- Rows from a dataset
────────────────────────────────────────

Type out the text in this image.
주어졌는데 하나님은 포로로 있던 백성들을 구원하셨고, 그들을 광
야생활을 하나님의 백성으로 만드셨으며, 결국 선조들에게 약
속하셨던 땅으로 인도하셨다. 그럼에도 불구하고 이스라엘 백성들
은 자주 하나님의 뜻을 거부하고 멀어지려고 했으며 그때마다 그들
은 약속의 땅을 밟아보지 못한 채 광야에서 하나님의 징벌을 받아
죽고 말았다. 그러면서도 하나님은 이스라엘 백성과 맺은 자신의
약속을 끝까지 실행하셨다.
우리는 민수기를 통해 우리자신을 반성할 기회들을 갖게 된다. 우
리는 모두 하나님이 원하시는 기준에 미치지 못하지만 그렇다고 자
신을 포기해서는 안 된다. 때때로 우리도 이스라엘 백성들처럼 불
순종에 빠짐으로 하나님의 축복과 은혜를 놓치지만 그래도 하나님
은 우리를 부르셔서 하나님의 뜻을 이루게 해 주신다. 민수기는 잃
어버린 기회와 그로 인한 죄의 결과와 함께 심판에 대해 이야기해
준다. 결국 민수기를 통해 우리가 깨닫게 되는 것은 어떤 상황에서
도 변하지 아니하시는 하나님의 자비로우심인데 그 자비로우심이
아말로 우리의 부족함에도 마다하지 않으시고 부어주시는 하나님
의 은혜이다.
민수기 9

────────────────────────────────────────

- Do this
Read the entries above, then pull out the lines that include "하나님은".

- Result
주어졌는데 하나님은 포로로 있던 백성들을 구원하셨고, 그들을 광
죽고 말았다. 그러면서도 하나님은 이스라엘 백성과 맺은 자신의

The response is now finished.